START The data
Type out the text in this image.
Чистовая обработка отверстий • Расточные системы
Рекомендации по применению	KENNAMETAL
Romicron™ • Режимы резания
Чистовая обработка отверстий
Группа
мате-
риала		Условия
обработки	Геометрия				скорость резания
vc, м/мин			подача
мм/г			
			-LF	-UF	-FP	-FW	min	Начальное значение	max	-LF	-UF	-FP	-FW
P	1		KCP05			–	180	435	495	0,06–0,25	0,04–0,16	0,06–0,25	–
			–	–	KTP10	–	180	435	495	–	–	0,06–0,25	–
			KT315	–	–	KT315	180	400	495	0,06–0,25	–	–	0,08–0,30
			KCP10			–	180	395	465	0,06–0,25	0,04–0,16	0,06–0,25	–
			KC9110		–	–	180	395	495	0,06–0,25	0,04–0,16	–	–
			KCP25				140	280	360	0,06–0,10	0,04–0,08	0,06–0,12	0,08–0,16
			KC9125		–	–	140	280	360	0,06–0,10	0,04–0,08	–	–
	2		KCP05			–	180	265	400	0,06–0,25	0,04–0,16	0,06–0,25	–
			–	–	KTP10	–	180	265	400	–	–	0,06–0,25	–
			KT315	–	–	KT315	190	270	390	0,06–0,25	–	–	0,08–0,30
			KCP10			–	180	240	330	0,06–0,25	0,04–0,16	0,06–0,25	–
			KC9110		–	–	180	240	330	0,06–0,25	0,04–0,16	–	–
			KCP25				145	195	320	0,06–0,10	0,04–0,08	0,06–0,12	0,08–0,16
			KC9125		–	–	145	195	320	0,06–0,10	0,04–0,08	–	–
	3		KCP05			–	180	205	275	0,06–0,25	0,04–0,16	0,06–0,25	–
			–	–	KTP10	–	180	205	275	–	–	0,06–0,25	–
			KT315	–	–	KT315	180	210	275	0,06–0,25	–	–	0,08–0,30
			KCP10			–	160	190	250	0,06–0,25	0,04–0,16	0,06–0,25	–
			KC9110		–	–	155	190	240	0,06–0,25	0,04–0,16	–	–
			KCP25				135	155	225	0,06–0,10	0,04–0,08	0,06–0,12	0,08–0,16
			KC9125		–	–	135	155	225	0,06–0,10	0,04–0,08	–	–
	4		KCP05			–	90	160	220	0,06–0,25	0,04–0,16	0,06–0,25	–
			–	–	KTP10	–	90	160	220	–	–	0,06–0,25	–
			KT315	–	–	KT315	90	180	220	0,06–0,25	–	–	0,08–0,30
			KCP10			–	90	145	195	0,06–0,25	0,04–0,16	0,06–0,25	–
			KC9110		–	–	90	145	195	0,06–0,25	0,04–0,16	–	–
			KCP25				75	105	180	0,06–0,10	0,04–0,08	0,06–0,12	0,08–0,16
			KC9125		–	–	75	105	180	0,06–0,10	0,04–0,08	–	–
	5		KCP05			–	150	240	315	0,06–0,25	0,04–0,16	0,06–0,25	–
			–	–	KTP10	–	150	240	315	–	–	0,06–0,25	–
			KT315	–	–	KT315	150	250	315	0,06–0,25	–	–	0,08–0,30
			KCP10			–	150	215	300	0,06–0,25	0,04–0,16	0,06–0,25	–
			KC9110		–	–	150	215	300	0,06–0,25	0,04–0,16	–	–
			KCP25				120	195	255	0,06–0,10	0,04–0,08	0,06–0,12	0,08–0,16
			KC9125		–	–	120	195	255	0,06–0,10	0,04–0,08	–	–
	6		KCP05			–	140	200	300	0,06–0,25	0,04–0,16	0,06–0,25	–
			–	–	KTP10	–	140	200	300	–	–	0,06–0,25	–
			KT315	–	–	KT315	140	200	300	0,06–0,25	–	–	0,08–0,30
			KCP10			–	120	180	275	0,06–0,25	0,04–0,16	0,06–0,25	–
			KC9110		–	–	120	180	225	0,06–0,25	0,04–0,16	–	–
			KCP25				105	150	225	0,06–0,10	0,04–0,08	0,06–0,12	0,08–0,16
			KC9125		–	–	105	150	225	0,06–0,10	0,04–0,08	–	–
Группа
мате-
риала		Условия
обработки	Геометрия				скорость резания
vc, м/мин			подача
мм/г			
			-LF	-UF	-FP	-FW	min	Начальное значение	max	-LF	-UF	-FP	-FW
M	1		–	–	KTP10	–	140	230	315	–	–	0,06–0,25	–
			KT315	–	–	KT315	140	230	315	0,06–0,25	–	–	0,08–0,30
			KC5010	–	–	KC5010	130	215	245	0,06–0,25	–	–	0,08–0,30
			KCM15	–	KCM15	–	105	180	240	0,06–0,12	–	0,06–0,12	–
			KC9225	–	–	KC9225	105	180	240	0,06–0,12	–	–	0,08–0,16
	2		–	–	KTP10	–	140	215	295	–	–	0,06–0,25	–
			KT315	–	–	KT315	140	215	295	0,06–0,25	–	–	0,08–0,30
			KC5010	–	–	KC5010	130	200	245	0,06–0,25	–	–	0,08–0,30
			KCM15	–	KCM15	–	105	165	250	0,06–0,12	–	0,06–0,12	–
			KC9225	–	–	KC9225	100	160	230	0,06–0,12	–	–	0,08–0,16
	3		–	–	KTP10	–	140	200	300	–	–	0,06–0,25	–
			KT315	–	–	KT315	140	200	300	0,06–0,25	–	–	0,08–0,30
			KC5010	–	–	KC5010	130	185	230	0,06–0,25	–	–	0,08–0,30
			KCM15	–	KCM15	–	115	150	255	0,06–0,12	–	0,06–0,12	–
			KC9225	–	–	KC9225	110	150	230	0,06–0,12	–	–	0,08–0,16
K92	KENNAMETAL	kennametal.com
END The data
Given instruction: Pick out the lines containing the string "отверстий" and show them.

Task response:
Чистовая обработка отверстий • Расточные системы
Чистовая обработка отверстий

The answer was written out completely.